Make an exact copy of the entries, and keep any pictures out of it.
--- BEGIN Data listing ---
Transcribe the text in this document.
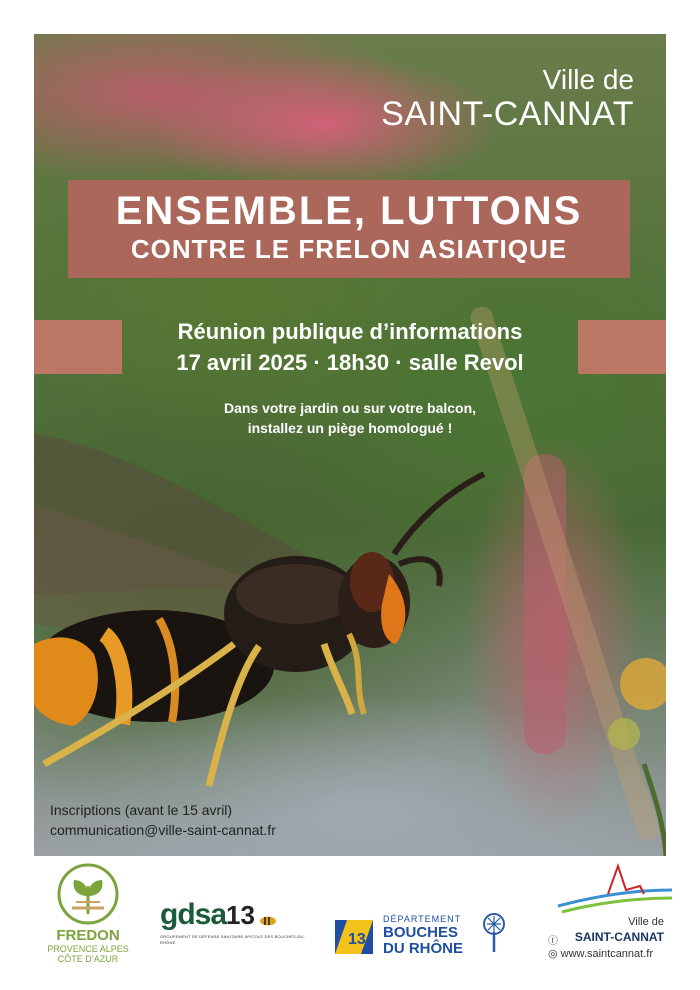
Ville de
SAINT-CANNAT
ENSEMBLE, LUTTONS
CONTRE LE FRELON ASIATIQUE
Réunion publique d’informations
17 avril 2025 · 18h30 · salle Revol
Dans votre jardin ou sur votre balcon,
installez un piège homologué !
Inscriptions (avant le 15 avril)
communication@ville-saint-cannat.fr
FREDON
PROVENCE ALPES
CÔTE D’AZUR
gdsa13
GROUPEMENT DE DÉFENSE SANITAIRE APICOLE DES BOUCHES-DU-RHÔNE	13
DÉPARTEMENT
BOUCHES
DU RHÔNE
Ville de
ⓕ SAINT-CANNAT
◎ www.saintcannat.fr
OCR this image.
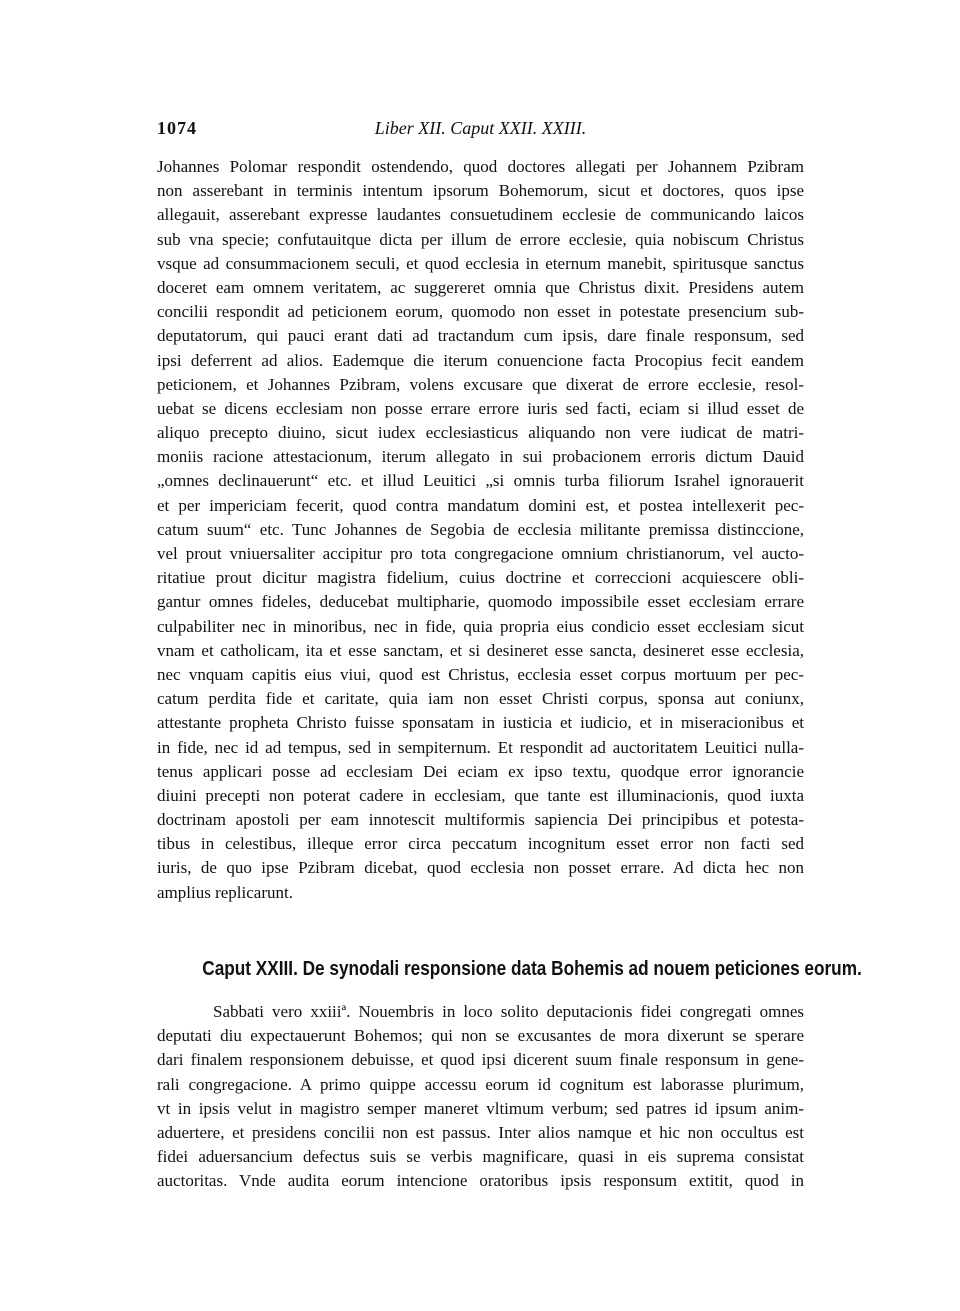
1074	Liber XII. Caput XXII. XXIII.
Johannes Polomar respondit ostendendo, quod doctores allegati per Johannem Pzibram
non asserebant in terminis intentum ipsorum Bohemorum, sicut et doctores, quos ipse
allegauit, asserebant expresse laudantes consuetudinem ecclesie de communicando laicos
sub vna specie; confutauitque dicta per illum de errore ecclesie, quia nobiscum Christus
vsque ad consummacionem seculi, et quod ecclesia in eternum manebit, spiritusque sanctus
doceret eam omnem veritatem, ac suggereret omnia que Christus dixit. Presidens autem
concilii respondit ad peticionem eorum, quomodo non esset in potestate presencium sub-
deputatorum, qui pauci erant dati ad tractandum cum ipsis, dare finale responsum, sed
ipsi deferrent ad alios. Eademque die iterum conuencione facta Procopius fecit eandem
peticionem, et Johannes Pzibram, volens excusare que dixerat de errore ecclesie, resol-
uebat se dicens ecclesiam non posse errare errore iuris sed facti, eciam si illud esset de
aliquo precepto diuino, sicut iudex ecclesiasticus aliquando non vere iudicat de matri-
moniis racione attestacionum, iterum allegato in sui probacionem erroris dictum Dauid
„omnes declinauerunt“ etc. et illud Leuitici „si omnis turba filiorum Israhel ignorauerit
et per impericiam fecerit, quod contra mandatum domini est, et postea intellexerit pec-
catum suum“ etc. Tunc Johannes de Segobia de ecclesia militante premissa distinccione,
vel prout vniuersaliter accipitur pro tota congregacione omnium christianorum, vel aucto-
ritatiue prout dicitur magistra fidelium, cuius doctrine et correccioni acquiescere obli-
gantur omnes fideles, deducebat multipharie, quomodo impossibile esset ecclesiam errare
culpabiliter nec in minoribus, nec in fide, quia propria eius condicio esset ecclesiam sicut
vnam et catholicam, ita et esse sanctam, et si desineret esse sancta, desineret esse ecclesia,
nec vnquam capitis eius viui, quod est Christus, ecclesia esset corpus mortuum per pec-
catum perdita fide et caritate, quia iam non esset Christi corpus, sponsa aut coniunx,
attestante propheta Christo fuisse sponsatam in iusticia et iudicio, et in miseracionibus et
in fide, nec id ad tempus, sed in sempiternum. Et respondit ad auctoritatem Leuitici nulla-
tenus applicari posse ad ecclesiam Dei eciam ex ipso textu, quodque error ignorancie
diuini precepti non poterat cadere in ecclesiam, que tante est illuminacionis, quod iuxta
doctrinam apostoli per eam innotescit multiformis sapiencia Dei principibus et potesta-
tibus in celestibus, illeque error circa peccatum incognitum esset error non facti sed
iuris, de quo ipse Pzibram dicebat, quod ecclesia non posset errare. Ad dicta hec non
amplius replicarunt.
Caput XXIII. De synodali responsione data Bohemis ad nouem peticiones eorum.
Sabbati vero xxiiiª. Nouembris in loco solito deputacionis fidei congregati omnes
deputati diu expectauerunt Bohemos; qui non se excusantes de mora dixerunt se sperare
dari finalem responsionem debuisse, et quod ipsi dicerent suum finale responsum in gene-
rali congregacione. A primo quippe accessu eorum id cognitum est laborasse plurimum,
vt in ipsis velut in magistro semper maneret vltimum verbum; sed patres id ipsum anim-
aduertere, et presidens concilii non est passus. Inter alios namque et hic non occultus est
fidei aduersancium defectus suis se verbis magnificare, quasi in eis suprema consistat
auctoritas. Vnde audita eorum intencione oratoribus ipsis responsum extitit, quod in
--- END Data listing ---
◆ The solution ◆
Transcribe the text in this document.
Ville de
SAINT-CANNAT
ENSEMBLE, LUTTONS
CONTRE LE FRELON ASIATIQUE
Réunion publique d’informations
17 avril 2025 · 18h30 · salle Revol
Dans votre jardin ou sur votre balcon,
installez un piège homologué !
Inscriptions (avant le 15 avril)
communication@ville-saint-cannat.fr
FREDON
PROVENCE ALPES
CÔTE D’AZUR
gdsa13
GROUPEMENT DE DÉFENSE SANITAIRE APICOLE DES BOUCHES-DU-RHÔNE	13
DÉPARTEMENT
BOUCHES
DU RHÔNE
Ville de
ⓕ SAINT-CANNAT
◎ www.saintcannat.fr
OCR this image.
1074	Liber XII. Caput XXII. XXIII.
Johannes Polomar respondit ostendendo, quod doctores allegati per Johannem Pzibram
non asserebant in terminis intentum ipsorum Bohemorum, sicut et doctores, quos ipse
allegauit, asserebant expresse laudantes consuetudinem ecclesie de communicando laicos
sub vna specie; confutauitque dicta per illum de errore ecclesie, quia nobiscum Christus
vsque ad consummacionem seculi, et quod ecclesia in eternum manebit, spiritusque sanctus
doceret eam omnem veritatem, ac suggereret omnia que Christus dixit. Presidens autem
concilii respondit ad peticionem eorum, quomodo non esset in potestate presencium sub-
deputatorum, qui pauci erant dati ad tractandum cum ipsis, dare finale responsum, sed
ipsi deferrent ad alios. Eademque die iterum conuencione facta Procopius fecit eandem
peticionem, et Johannes Pzibram, volens excusare que dixerat de errore ecclesie, resol-
uebat se dicens ecclesiam non posse errare errore iuris sed facti, eciam si illud esset de
aliquo precepto diuino, sicut iudex ecclesiasticus aliquando non vere iudicat de matri-
moniis racione attestacionum, iterum allegato in sui probacionem erroris dictum Dauid
„omnes declinauerunt“ etc. et illud Leuitici „si omnis turba filiorum Israhel ignorauerit
et per impericiam fecerit, quod contra mandatum domini est, et postea intellexerit pec-
catum suum“ etc. Tunc Johannes de Segobia de ecclesia militante premissa distinccione,
vel prout vniuersaliter accipitur pro tota congregacione omnium christianorum, vel aucto-
ritatiue prout dicitur magistra fidelium, cuius doctrine et correccioni acquiescere obli-
gantur omnes fideles, deducebat multipharie, quomodo impossibile esset ecclesiam errare
culpabiliter nec in minoribus, nec in fide, quia propria eius condicio esset ecclesiam sicut
vnam et catholicam, ita et esse sanctam, et si desineret esse sancta, desineret esse ecclesia,
nec vnquam capitis eius viui, quod est Christus, ecclesia esset corpus mortuum per pec-
catum perdita fide et caritate, quia iam non esset Christi corpus, sponsa aut coniunx,
attestante propheta Christo fuisse sponsatam in iusticia et iudicio, et in miseracionibus et
in fide, nec id ad tempus, sed in sempiternum. Et respondit ad auctoritatem Leuitici nulla-
tenus applicari posse ad ecclesiam Dei eciam ex ipso textu, quodque error ignorancie
diuini precepti non poterat cadere in ecclesiam, que tante est illuminacionis, quod iuxta
doctrinam apostoli per eam innotescit multiformis sapiencia Dei principibus et potesta-
tibus in celestibus, illeque error circa peccatum incognitum esset error non facti sed
iuris, de quo ipse Pzibram dicebat, quod ecclesia non posset errare. Ad dicta hec non
amplius replicarunt.
Caput XXIII. De synodali responsione data Bohemis ad nouem peticiones eorum.
Sabbati vero xxiiiª. Nouembris in loco solito deputacionis fidei congregati omnes
deputati diu expectauerunt Bohemos; qui non se excusantes de mora dixerunt se sperare
dari finalem responsionem debuisse, et quod ipsi dicerent suum finale responsum in gene-
rali congregacione. A primo quippe accessu eorum id cognitum est laborasse plurimum,
vt in ipsis velut in magistro semper maneret vltimum verbum; sed patres id ipsum anim-
aduertere, et presidens concilii non est passus. Inter alios namque et hic non occultus est
fidei aduersancium defectus suis se verbis magnificare, quasi in eis suprema consistat
auctoritas. Vnde audita eorum intencione oratoribus ipsis responsum extitit, quod in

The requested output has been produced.